§ What the exercise asks
Using the entries that follow, collect the lines where the word "WELFARE" appears.

Figure data in JSON
§
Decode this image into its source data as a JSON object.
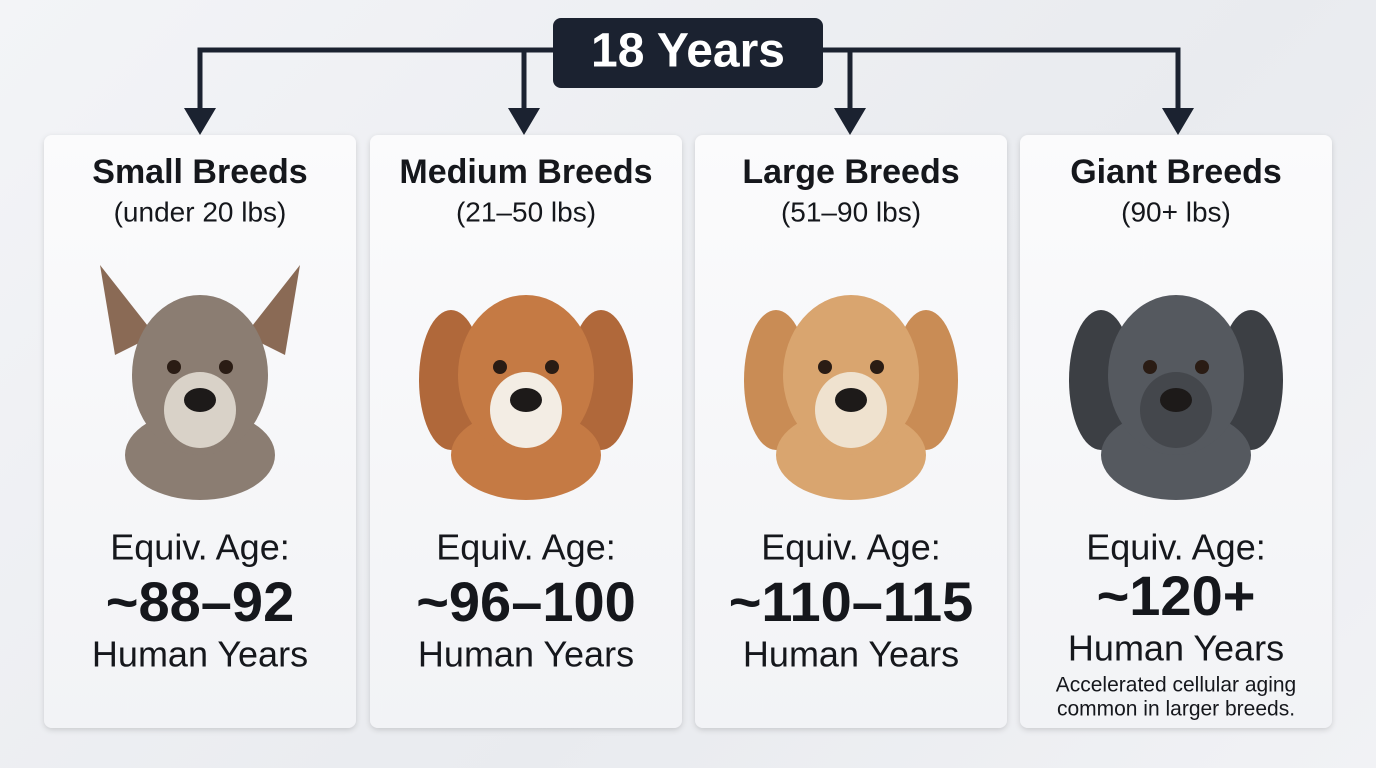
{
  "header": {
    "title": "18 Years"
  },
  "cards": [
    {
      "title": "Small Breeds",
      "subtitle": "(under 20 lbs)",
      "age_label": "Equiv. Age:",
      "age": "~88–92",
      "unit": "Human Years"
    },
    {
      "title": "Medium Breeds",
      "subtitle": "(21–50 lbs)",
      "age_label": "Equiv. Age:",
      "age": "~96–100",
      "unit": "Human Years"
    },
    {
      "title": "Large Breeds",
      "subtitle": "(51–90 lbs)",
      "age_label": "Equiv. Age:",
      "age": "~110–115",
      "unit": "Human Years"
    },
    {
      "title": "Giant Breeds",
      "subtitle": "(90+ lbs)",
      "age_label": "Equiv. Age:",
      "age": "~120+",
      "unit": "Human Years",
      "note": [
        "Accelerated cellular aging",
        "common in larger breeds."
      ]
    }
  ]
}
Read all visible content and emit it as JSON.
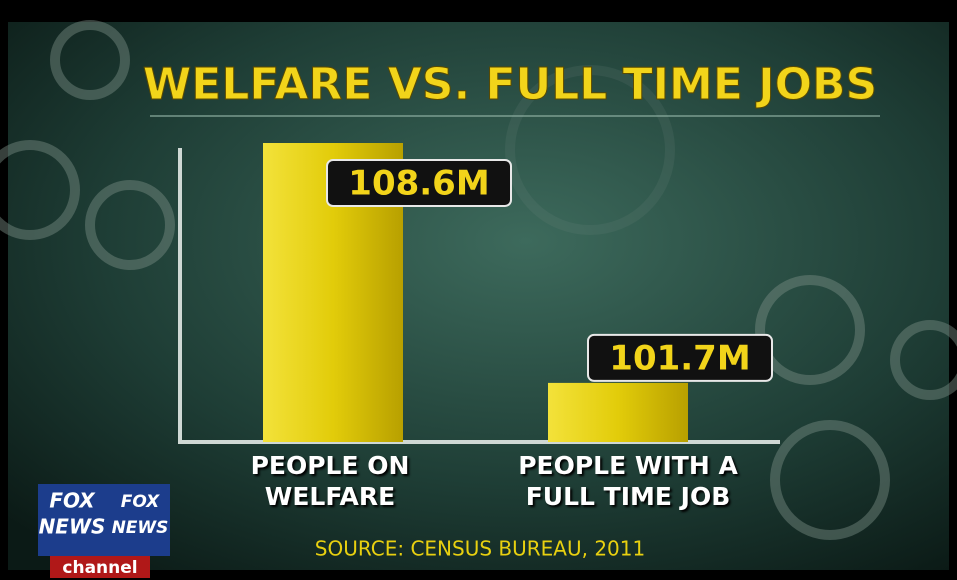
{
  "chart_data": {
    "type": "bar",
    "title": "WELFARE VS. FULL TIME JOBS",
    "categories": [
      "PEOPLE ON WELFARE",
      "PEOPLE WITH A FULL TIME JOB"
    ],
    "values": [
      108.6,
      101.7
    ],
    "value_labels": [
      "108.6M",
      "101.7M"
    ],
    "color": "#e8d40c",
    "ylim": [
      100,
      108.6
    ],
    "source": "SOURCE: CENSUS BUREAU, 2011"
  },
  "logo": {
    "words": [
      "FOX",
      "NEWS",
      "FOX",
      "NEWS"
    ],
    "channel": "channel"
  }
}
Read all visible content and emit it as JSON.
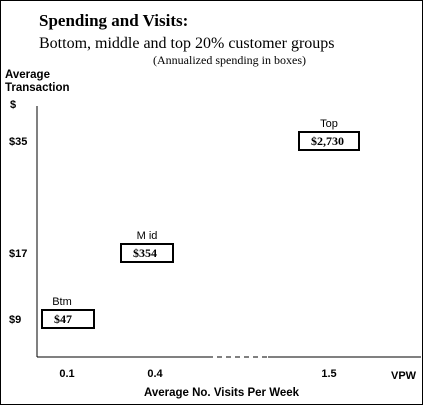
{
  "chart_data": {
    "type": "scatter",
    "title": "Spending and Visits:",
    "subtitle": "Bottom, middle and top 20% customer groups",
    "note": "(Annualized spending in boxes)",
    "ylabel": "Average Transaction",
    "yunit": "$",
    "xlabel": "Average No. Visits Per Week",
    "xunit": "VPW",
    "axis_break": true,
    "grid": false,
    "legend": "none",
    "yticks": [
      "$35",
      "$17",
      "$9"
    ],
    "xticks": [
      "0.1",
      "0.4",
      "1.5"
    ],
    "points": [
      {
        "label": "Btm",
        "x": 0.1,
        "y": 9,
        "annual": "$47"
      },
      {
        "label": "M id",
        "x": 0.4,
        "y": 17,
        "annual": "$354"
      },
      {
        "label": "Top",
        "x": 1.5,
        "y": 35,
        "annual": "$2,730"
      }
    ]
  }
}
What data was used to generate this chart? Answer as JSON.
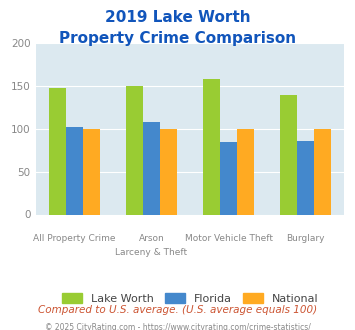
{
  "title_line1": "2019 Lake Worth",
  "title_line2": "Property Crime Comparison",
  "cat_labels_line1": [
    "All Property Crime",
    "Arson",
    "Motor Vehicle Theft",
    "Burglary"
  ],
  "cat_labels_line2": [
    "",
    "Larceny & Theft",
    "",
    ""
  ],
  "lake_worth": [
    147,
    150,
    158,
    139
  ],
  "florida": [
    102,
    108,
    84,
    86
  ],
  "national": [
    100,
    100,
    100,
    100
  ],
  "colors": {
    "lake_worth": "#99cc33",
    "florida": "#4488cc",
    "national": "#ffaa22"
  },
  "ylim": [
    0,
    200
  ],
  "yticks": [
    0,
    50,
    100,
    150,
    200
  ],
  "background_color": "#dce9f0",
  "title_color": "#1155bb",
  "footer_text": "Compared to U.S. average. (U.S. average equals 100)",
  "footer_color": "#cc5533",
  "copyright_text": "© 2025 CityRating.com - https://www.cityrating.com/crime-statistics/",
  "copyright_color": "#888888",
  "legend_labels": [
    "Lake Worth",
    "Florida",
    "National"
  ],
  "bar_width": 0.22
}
§
§ Solution to this task
    "title": "WELFARE VS. FULL TIME JOBS",
      "PEOPLE ON WELFARE",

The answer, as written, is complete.